§ INSTRUCTION: Transcribe all of the data exactly. Omit the pictures.

[Start of DATA SUPPLIED]

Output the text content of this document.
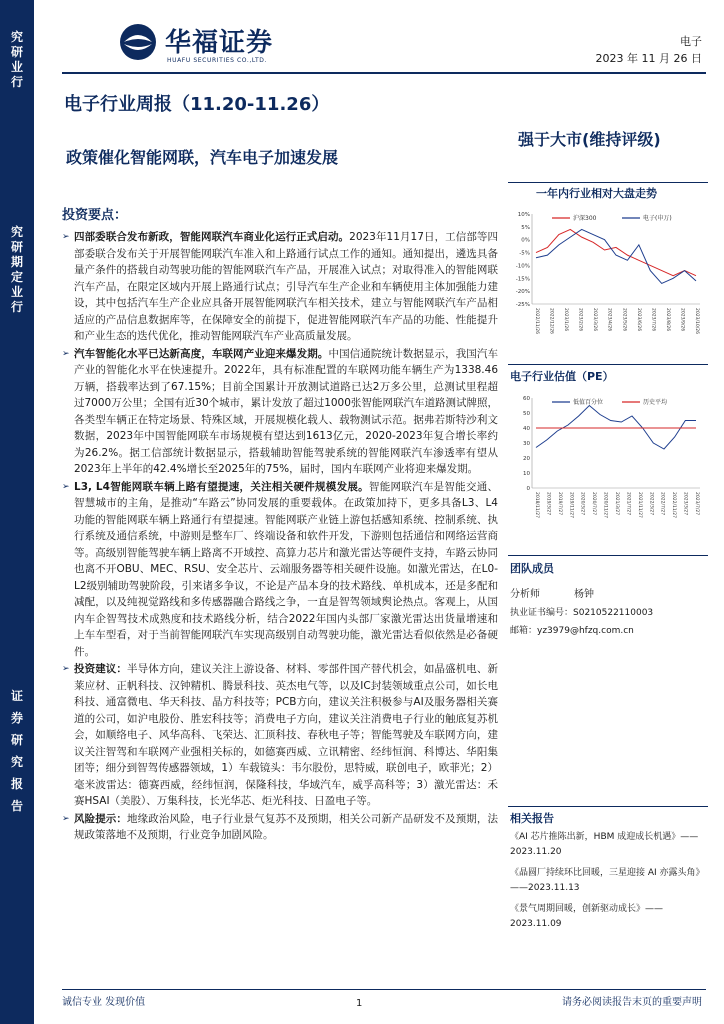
究
研
业
行
究
研
期
定
业
行
证
券
研
究
报
告
华福证券
HUAFU SECURITIES CO.,LTD.
电子
2023 年 11 月 26 日
电子行业周报（11.20-11.26）
政策催化智能网联，汽车电子加速发展
强于大市(维持评级)
投资要点：
➢ 四部委联合发布新政，智能网联汽车商业化运行正式启动。2023年11月17日，工信部等四部委联合发布关于开展智能网联汽车准入和上路通行试点工作的通知。通知提出，遴选具备量产条件的搭载自动驾驶功能的智能网联汽车产品，开展准入试点；对取得准入的智能网联汽车产品，在限定区域内开展上路通行试点；引导汽车生产企业和车辆使用主体加强能力建设，其中包括汽车生产企业应具备开展智能网联汽车相关技术，建立与智能网联汽车产品相适应的产品信息数据库等，在保障安全的前提下，促进智能网联汽车产品的功能、性能提升和产业生态的迭代优化，推动智能网联汽车产业高质量发展。
➢ 汽车智能化水平已达新高度，车联网产业迎来爆发期。中国信通院统计数据显示，我国汽车产业的智能化水平在快速提升。2022年，具有标准配置的车联网功能车辆生产为1338.46万辆，搭载率达到了67.15%；目前全国累计开放测试道路已达2万多公里，总测试里程超过7000万公里；全国有近30个城市，累计发放了超过1000张智能网联汽车道路测试牌照，各类型车辆正在特定场景、特殊区域，开展规模化载人、载物测试示范。据弗若斯特沙利文数据，2023年中国智能网联车市场规模有望达到1613亿元，2020-2023年复合增长率约为26.2%。据工信部统计数据显示，搭载辅助智能驾驶系统的智能网联汽车渗透率有望从2023年上半年的42.4%增长至2025年的75%，届时，国内车联网产业将迎来爆发期。
➢ L3, L4智能网联车辆上路有望提速，关注相关硬件规模发展。智能网联汽车是智能交通、智慧城市的主角，是推动“车路云”协同发展的重要载体。在政策加持下，更多具备L3、L4功能的智能网联车辆上路通行有望提速。智能网联产业链上游包括感知系统、控制系统、执行系统及通信系统，中游则是整车厂、终端设备和软件开发，下游则包括通信和网络运营商等。高级别智能驾驶车辆上路离不开域控、高算力芯片和激光雷达等硬件支持，车路云协同也离不开OBU、MEC、RSU、安全芯片、云端服务器等相关硬件设施。如激光雷达，在L0-L2级别辅助驾驶阶段，引来诸多争议，不论是产品本身的技术路线、单机成本，还是多配和减配，以及纯视觉路线和多传感器融合路线之争，一直是智驾领域舆论热点。客观上，从国内车企智驾技术成熟度和技术路线分析，结合2022年国内头部厂家激光雷达出货量增速和上车车型看，对于当前智能网联汽车实现高级别自动驾驶功能，激光雷达看似依然是必备硬件。
➢ 投资建议：半导体方向，建议关注上游设备、材料、零部件国产替代机会，如晶盛机电、新莱应材、正帆科技、汉钟精机、腾景科技、英杰电气等，以及IC封装领域重点公司，如长电科技、通富微电、华天科技、晶方科技等；PCB方向，建议关注积极参与AI及服务器相关赛道的公司，如沪电股份、胜宏科技等；消费电子方向，建议关注消费电子行业的触底复苏机会，如顺络电子、风华高科、飞荣达、汇顶科技、春秋电子等；智能驾驶及车联网方向，建议关注智驾和车联网产业强相关标的，如德赛西威、立讯精密、经纬恒润、科博达、华阳集团等；细分到智驾传感器领域，1）车载镜头：韦尔股份，思特威，联创电子，欧菲光；2）毫米波雷达：德赛西威，经纬恒润，保隆科技，华域汽车，威孚高科等；3）激光雷达：禾赛HSAI（美股）、万集科技，长光华芯、炬光科技、日盈电子等。
➢ 风险提示：地缘政治风险，电子行业景气复苏不及预期，相关公司新产品研发不及预期，法规政策落地不及预期，行业竞争加剧风险。
一年内行业相对大盘走势
10%
5%
0%
-5%
-10%
-15%
-20%
-25%
2022/11/26 2022/12/26 2023/1/26 2023/2/26 2023/3/26 2023/4/26 2023/5/26 2023/6/26 2023/7/26 2023/8/26 2023/9/26 2023/10/26
沪深300	电子(申万)
电子行业估值（PE）
60
50
40
30
20
10
0
2018/11/27 2019/3/27 2019/7/27 2019/11/27 2020/3/27 2020/7/27 2020/11/27 2021/3/27 2021/7/27 2021/11/27 2022/3/27 2022/7/27 2022/11/27 2023/3/27 2023/7/27
低值百分位	历史平均
团队成员
分析师	杨钟
执业证书编号：S0210522110003
邮箱：yz3979@hfzq.com.cn
相关报告
《AI 芯片推陈出新，HBM 成迎成长机遇》——
2023.11.20
《晶圆厂持续环比回暖，三星迎接 AI 亦露头角》
——2023.11.13
《景气周期回暖，创新驱动成长》——2023.11.09
诚信专业 发现价值	1	请务必阅读报告末页的重要声明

[End of DATA SUPPLIED]

§ FINAL ANSWER:
Output the text content of this document.
究
研
业
行
究
研
期
定
业
行
证
券
研
究
报
告
华福证券
HUAFU SECURITIES CO.,LTD.
电子
2023 年 11 月 26 日
电子行业周报（11.20-11.26）
政策催化智能网联，汽车电子加速发展
强于大市(维持评级)
投资要点：
➢ 四部委联合发布新政，智能网联汽车商业化运行正式启动。2023年11月17日，工信部等四部委联合发布关于开展智能网联汽车准入和上路通行试点工作的通知。通知提出，遴选具备量产条件的搭载自动驾驶功能的智能网联汽车产品，开展准入试点；对取得准入的智能网联汽车产品，在限定区域内开展上路通行试点；引导汽车生产企业和车辆使用主体加强能力建设，其中包括汽车生产企业应具备开展智能网联汽车相关技术，建立与智能网联汽车产品相适应的产品信息数据库等，在保障安全的前提下，促进智能网联汽车产品的功能、性能提升和产业生态的迭代优化，推动智能网联汽车产业高质量发展。
➢ 汽车智能化水平已达新高度，车联网产业迎来爆发期。中国信通院统计数据显示，我国汽车产业的智能化水平在快速提升。2022年，具有标准配置的车联网功能车辆生产为1338.46万辆，搭载率达到了67.15%；目前全国累计开放测试道路已达2万多公里，总测试里程超过7000万公里；全国有近30个城市，累计发放了超过1000张智能网联汽车道路测试牌照，各类型车辆正在特定场景、特殊区域，开展规模化载人、载物测试示范。据弗若斯特沙利文数据，2023年中国智能网联车市场规模有望达到1613亿元，2020-2023年复合增长率约为26.2%。据工信部统计数据显示，搭载辅助智能驾驶系统的智能网联汽车渗透率有望从2023年上半年的42.4%增长至2025年的75%，届时，国内车联网产业将迎来爆发期。
➢ L3, L4智能网联车辆上路有望提速，关注相关硬件规模发展。智能网联汽车是智能交通、智慧城市的主角，是推动“车路云”协同发展的重要载体。在政策加持下，更多具备L3、L4功能的智能网联车辆上路通行有望提速。智能网联产业链上游包括感知系统、控制系统、执行系统及通信系统，中游则是整车厂、终端设备和软件开发，下游则包括通信和网络运营商等。高级别智能驾驶车辆上路离不开域控、高算力芯片和激光雷达等硬件支持，车路云协同也离不开OBU、MEC、RSU、安全芯片、云端服务器等相关硬件设施。如激光雷达，在L0-L2级别辅助驾驶阶段，引来诸多争议，不论是产品本身的技术路线、单机成本，还是多配和减配，以及纯视觉路线和多传感器融合路线之争，一直是智驾领域舆论热点。客观上，从国内车企智驾技术成熟度和技术路线分析，结合2022年国内头部厂家激光雷达出货量增速和上车车型看，对于当前智能网联汽车实现高级别自动驾驶功能，激光雷达看似依然是必备硬件。
➢ 投资建议：半导体方向，建议关注上游设备、材料、零部件国产替代机会，如晶盛机电、新莱应材、正帆科技、汉钟精机、腾景科技、英杰电气等，以及IC封装领域重点公司，如长电科技、通富微电、华天科技、晶方科技等；PCB方向，建议关注积极参与AI及服务器相关赛道的公司，如沪电股份、胜宏科技等；消费电子方向，建议关注消费电子行业的触底复苏机会，如顺络电子、风华高科、飞荣达、汇顶科技、春秋电子等；智能驾驶及车联网方向，建议关注智驾和车联网产业强相关标的，如德赛西威、立讯精密、经纬恒润、科博达、华阳集团等；细分到智驾传感器领域，1）车载镜头：韦尔股份，思特威，联创电子，欧菲光；2）毫米波雷达：德赛西威，经纬恒润，保隆科技，华域汽车，威孚高科等；3）激光雷达：禾赛HSAI（美股）、万集科技，长光华芯、炬光科技、日盈电子等。
➢ 风险提示：地缘政治风险，电子行业景气复苏不及预期，相关公司新产品研发不及预期，法规政策落地不及预期，行业竞争加剧风险。
一年内行业相对大盘走势
10%
5%
0%
-5%
-10%
-15%
-20%
-25%
2022/11/26 2022/12/26 2023/1/26 2023/2/26 2023/3/26 2023/4/26 2023/5/26 2023/6/26 2023/7/26 2023/8/26 2023/9/26 2023/10/26
沪深300	电子(申万)
电子行业估值（PE）
60
50
40
30
20
10
0
2018/11/27 2019/3/27 2019/7/27 2019/11/27 2020/3/27 2020/7/27 2020/11/27 2021/3/27 2021/7/27 2021/11/27 2022/3/27 2022/7/27 2022/11/27 2023/3/27 2023/7/27
低值百分位	历史平均
团队成员
分析师	杨钟
执业证书编号：S0210522110003
邮箱：yz3979@hfzq.com.cn
相关报告
《AI 芯片推陈出新，HBM 成迎成长机遇》——
2023.11.20
《晶圆厂持续环比回暖，三星迎接 AI 亦露头角》
——2023.11.13
《景气周期回暖，创新驱动成长》——2023.11.09
诚信专业 发现价值	1	请务必阅读报告末页的重要声明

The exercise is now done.